▶ Records:
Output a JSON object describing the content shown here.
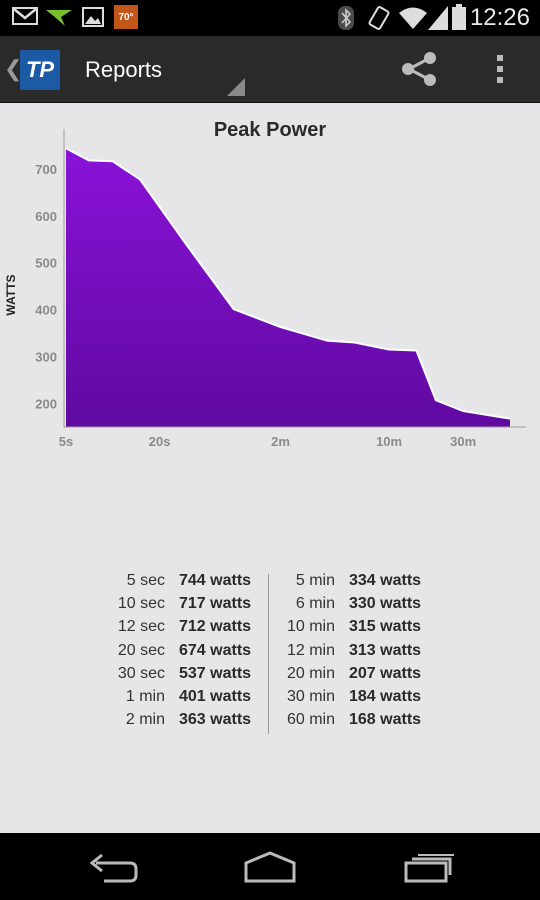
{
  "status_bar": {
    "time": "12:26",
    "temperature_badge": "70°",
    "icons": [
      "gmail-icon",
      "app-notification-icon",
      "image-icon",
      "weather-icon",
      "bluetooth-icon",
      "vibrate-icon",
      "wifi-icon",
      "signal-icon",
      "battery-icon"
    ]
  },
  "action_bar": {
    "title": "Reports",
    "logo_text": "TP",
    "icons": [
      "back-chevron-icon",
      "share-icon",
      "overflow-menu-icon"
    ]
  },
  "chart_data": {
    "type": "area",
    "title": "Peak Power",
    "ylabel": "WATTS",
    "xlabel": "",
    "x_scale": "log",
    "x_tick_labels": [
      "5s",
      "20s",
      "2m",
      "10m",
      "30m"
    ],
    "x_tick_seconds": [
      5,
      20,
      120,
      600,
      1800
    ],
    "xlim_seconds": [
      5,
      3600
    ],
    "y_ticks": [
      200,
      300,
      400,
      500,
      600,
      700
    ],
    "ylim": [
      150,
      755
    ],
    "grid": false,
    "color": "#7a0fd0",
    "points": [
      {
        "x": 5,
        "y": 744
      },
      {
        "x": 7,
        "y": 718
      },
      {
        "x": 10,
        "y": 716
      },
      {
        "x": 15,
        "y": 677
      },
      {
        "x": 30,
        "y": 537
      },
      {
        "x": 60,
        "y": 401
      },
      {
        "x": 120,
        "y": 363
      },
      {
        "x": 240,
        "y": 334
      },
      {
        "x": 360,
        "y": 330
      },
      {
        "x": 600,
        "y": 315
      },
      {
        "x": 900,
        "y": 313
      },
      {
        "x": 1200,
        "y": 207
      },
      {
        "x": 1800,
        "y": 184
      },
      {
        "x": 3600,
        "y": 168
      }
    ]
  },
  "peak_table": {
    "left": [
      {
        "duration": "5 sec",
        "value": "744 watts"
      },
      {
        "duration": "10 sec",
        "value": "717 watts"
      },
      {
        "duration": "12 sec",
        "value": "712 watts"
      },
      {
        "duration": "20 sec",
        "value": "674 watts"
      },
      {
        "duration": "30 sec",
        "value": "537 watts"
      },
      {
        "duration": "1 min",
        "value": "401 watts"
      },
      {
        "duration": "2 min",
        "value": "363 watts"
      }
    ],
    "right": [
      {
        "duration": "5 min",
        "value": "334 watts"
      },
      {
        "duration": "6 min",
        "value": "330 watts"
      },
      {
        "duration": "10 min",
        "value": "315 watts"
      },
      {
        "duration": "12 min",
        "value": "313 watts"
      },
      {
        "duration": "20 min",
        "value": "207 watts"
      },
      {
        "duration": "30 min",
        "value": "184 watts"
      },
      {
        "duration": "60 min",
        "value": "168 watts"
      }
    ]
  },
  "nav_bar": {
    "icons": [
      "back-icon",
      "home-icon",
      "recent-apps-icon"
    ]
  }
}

---

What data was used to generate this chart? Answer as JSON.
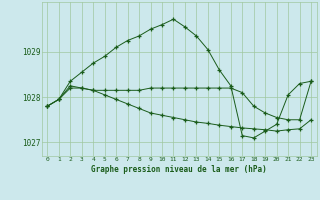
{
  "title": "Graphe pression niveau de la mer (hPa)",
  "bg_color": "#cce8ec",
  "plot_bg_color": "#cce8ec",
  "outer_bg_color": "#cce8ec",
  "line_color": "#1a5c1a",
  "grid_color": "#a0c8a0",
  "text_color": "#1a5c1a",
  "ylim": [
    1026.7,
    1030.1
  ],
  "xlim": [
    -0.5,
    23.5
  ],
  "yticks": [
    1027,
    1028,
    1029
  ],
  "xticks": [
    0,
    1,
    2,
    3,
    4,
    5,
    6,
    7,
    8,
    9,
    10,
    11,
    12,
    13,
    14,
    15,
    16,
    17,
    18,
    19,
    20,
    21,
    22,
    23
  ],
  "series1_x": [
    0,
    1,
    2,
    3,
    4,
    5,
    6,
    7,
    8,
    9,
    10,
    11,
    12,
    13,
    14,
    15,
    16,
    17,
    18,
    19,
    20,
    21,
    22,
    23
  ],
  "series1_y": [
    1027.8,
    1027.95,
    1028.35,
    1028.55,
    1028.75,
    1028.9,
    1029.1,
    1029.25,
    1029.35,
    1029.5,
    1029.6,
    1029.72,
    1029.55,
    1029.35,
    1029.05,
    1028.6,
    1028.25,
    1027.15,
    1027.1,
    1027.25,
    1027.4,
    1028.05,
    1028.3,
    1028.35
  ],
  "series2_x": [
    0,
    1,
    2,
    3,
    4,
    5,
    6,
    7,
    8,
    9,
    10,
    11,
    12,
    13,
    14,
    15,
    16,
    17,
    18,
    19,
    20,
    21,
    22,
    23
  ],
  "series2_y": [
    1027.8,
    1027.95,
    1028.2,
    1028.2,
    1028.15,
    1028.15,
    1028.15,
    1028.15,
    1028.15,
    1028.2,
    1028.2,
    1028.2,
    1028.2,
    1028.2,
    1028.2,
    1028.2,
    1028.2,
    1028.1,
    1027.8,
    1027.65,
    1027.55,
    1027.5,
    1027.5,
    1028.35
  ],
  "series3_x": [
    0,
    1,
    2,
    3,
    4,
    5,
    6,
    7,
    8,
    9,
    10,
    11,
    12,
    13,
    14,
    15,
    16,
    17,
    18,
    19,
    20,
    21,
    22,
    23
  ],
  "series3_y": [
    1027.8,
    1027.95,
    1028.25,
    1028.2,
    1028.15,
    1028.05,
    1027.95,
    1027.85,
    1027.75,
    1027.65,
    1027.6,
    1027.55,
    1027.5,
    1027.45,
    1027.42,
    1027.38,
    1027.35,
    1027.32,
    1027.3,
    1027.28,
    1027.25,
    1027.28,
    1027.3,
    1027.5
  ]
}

▶ DESCRIPTION OF THE TASK:
Pull out each line holding the string "JSON".

▶ FULL OUTPUT:
Output a JSON object describing the content shown here.
What data was used to generate this chart? Answer as JSON.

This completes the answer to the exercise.